■ Written exercise:
Write out again only the lines running from the one that contains "Serialize everything readable" to the end of the records below, including both the first and the last.

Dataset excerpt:
+---+

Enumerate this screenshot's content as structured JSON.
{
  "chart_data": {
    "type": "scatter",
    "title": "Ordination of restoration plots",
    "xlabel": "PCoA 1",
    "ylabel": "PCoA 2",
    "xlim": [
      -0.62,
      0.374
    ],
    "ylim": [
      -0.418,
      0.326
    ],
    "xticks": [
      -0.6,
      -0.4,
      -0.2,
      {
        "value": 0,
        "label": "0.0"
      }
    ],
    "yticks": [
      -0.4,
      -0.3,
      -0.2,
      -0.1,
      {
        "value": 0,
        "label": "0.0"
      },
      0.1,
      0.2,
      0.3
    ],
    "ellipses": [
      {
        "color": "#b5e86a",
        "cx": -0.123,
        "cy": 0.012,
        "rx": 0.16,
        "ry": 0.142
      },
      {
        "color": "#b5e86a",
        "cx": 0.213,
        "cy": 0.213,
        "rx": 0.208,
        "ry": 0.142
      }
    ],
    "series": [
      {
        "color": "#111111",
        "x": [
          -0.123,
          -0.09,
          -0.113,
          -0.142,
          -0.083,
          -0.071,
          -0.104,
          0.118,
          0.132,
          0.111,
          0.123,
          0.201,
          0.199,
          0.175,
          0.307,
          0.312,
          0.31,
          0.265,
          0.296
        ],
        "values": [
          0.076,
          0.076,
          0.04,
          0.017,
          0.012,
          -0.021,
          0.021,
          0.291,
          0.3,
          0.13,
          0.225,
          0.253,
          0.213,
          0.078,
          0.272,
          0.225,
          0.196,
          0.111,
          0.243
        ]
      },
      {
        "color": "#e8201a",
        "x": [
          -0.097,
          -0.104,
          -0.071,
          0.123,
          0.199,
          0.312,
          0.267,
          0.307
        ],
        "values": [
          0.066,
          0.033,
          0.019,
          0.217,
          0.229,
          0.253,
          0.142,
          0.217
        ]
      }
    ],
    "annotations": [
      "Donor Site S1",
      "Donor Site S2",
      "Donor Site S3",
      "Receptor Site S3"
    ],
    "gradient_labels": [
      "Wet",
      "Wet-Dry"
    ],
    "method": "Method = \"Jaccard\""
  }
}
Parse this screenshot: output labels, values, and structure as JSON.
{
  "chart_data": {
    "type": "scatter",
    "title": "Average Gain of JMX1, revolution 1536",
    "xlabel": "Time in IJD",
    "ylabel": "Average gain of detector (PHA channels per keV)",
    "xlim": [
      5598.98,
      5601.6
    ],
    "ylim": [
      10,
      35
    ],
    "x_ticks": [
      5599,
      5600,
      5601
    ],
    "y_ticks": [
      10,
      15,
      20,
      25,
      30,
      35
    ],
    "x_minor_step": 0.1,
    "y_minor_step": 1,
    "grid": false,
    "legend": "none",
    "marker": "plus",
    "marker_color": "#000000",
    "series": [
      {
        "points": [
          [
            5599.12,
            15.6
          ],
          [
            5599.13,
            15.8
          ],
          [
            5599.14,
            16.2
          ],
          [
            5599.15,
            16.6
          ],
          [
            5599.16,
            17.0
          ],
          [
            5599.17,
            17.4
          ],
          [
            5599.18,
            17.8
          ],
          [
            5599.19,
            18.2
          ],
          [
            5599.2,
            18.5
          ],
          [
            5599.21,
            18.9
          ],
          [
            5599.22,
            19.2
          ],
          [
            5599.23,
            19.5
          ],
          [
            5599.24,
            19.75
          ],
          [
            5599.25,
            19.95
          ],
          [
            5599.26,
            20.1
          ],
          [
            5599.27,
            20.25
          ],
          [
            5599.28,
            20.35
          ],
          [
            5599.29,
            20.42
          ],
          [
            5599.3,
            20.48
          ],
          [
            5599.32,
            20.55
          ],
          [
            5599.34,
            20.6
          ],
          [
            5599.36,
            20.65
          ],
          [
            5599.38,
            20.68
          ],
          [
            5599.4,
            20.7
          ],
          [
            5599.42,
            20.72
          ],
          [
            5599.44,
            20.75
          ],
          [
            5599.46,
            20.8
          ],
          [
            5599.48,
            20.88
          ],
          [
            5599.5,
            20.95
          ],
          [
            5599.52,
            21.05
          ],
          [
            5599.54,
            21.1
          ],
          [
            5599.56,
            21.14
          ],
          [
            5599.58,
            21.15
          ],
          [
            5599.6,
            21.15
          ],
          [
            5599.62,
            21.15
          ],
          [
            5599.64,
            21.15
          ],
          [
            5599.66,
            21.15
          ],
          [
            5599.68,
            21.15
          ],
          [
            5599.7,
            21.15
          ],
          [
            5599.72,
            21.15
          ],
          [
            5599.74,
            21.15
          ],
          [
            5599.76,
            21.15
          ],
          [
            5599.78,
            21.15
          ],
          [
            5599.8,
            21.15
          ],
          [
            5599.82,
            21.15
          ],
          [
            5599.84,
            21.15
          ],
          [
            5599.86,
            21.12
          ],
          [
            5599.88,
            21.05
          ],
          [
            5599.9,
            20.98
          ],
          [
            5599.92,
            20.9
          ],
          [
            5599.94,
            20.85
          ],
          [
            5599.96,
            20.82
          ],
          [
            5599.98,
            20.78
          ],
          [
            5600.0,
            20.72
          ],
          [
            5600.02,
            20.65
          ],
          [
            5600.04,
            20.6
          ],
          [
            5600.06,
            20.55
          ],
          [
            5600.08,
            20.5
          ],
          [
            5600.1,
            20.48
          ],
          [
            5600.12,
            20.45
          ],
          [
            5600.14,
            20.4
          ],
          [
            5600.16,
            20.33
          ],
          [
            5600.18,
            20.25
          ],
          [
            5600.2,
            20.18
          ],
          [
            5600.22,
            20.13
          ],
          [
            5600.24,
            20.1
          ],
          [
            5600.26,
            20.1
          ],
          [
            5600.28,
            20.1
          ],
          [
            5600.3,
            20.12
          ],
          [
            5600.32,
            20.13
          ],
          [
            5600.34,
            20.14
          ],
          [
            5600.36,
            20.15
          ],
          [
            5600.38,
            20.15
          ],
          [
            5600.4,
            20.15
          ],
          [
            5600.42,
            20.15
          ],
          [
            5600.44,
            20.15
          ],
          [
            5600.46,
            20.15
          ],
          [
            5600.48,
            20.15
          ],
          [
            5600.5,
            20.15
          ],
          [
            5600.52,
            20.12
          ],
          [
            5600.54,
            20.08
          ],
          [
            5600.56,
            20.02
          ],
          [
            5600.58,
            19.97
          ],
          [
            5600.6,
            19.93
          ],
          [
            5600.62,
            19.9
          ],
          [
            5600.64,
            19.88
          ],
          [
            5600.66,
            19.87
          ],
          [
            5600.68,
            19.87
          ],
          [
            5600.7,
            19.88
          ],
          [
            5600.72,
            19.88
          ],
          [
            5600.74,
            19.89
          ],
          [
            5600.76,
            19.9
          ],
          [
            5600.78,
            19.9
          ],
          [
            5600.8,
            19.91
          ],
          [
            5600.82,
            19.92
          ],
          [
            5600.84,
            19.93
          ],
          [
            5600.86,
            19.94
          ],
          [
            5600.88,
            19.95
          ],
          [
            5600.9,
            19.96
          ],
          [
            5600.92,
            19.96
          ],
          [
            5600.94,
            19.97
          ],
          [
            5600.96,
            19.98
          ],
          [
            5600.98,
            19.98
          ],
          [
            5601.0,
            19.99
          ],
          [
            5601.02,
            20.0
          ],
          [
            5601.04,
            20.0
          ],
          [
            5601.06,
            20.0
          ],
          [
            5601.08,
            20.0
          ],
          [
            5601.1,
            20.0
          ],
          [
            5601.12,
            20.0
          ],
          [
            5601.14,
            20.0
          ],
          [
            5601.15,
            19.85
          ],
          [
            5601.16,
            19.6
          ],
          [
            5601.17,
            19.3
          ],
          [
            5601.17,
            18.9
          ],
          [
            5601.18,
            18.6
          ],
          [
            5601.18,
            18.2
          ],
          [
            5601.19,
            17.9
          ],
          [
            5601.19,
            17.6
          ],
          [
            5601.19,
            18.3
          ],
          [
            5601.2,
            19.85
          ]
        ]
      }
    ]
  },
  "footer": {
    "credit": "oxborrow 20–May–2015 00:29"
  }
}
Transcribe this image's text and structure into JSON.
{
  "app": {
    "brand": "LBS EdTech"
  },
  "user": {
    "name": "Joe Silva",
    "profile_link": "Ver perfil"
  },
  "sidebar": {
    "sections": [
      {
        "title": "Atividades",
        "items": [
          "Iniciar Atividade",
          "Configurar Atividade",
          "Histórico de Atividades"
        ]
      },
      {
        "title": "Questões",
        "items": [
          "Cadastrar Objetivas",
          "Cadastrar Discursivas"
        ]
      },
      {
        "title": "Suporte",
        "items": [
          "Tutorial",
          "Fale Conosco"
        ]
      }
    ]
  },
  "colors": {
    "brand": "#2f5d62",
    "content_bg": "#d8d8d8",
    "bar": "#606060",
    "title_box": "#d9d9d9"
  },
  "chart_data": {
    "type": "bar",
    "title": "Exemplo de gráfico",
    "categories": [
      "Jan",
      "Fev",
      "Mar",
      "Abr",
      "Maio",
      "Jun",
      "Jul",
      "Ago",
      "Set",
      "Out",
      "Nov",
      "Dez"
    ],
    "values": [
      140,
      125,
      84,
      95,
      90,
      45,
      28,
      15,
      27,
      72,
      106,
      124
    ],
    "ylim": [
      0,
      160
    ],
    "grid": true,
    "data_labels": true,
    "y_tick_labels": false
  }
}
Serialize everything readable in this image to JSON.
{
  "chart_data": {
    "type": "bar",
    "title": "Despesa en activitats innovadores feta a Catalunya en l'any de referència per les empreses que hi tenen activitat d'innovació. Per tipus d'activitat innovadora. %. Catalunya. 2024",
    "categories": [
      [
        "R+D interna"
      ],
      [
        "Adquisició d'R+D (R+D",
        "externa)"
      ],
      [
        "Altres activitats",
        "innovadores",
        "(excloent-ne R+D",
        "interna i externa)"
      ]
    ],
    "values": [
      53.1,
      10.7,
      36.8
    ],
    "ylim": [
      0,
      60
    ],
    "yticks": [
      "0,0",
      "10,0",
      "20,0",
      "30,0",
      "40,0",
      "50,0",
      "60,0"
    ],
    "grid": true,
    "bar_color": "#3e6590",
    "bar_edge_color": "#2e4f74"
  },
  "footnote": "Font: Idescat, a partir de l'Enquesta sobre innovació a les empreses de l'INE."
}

+---+

■ Completed task:
Serialize everything readable in this image to JSON.
{
  "chart_data": {
    "type": "bar",
    "title": "Despesa en activitats innovadores feta a Catalunya en l'any de referència per les empreses que hi tenen activitat d'innovació. Per tipus d'activitat innovadora. %. Catalunya. 2024",
    "categories": [
      [
        "R+D interna"
      ],
      [
        "Adquisició d'R+D (R+D",
        "externa)"
      ],
      [
        "Altres activitats",
        "innovadores",
        "(excloent-ne R+D",
        "interna i externa)"
      ]
    ],
    "values": [
      53.1,
      10.7,
      36.8
    ],
    "ylim": [
      0,
      60
    ],
    "yticks": [
      "0,0",
      "10,0",
      "20,0",
      "30,0",
      "40,0",
      "50,0",
      "60,0"
    ],
    "grid": true,
    "bar_color": "#3e6590",
    "bar_edge_color": "#2e4f74"
  },
  "footnote": "Font: Idescat, a partir de l'Enquesta sobre innovació a les empreses de l'INE."
}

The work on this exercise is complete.